>> BEGIN

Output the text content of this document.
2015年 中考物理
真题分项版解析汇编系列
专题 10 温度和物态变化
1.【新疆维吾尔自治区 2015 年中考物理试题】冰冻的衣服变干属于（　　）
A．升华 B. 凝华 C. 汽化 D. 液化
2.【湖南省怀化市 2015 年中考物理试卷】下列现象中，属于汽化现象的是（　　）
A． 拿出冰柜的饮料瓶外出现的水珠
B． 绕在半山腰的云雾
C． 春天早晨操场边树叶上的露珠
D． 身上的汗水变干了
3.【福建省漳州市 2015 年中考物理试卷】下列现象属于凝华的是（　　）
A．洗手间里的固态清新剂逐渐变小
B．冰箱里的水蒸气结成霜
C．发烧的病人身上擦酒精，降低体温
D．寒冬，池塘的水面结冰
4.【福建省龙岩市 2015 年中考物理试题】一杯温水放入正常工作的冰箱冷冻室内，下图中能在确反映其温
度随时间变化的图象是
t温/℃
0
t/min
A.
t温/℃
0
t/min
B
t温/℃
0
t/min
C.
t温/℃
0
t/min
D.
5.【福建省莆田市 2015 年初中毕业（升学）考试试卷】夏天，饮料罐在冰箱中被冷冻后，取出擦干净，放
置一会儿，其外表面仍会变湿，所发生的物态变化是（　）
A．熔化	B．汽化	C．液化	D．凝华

>> END

**Requirements**:
Reproduce the entries above exactly.

**Answer to this exercise**:
Output the text content of this document.
2015年 中考物理
真题分项版解析汇编系列
专题 10 温度和物态变化
1.【新疆维吾尔自治区 2015 年中考物理试题】冰冻的衣服变干属于（　　）
A．升华 B. 凝华 C. 汽化 D. 液化
2.【湖南省怀化市 2015 年中考物理试卷】下列现象中，属于汽化现象的是（　　）
A． 拿出冰柜的饮料瓶外出现的水珠
B． 绕在半山腰的云雾
C． 春天早晨操场边树叶上的露珠
D． 身上的汗水变干了
3.【福建省漳州市 2015 年中考物理试卷】下列现象属于凝华的是（　　）
A．洗手间里的固态清新剂逐渐变小
B．冰箱里的水蒸气结成霜
C．发烧的病人身上擦酒精，降低体温
D．寒冬，池塘的水面结冰
4.【福建省龙岩市 2015 年中考物理试题】一杯温水放入正常工作的冰箱冷冻室内，下图中能在确反映其温
度随时间变化的图象是
t温/℃
0
t/min
A.
t温/℃
0
t/min
B
t温/℃
0
t/min
C.
t温/℃
0
t/min
D.
5.【福建省莆田市 2015 年初中毕业（升学）考试试卷】夏天，饮料罐在冰箱中被冷冻后，取出擦干净，放
置一会儿，其外表面仍会变湿，所发生的物态变化是（　）
A．熔化	B．汽化	C．液化	D．凝华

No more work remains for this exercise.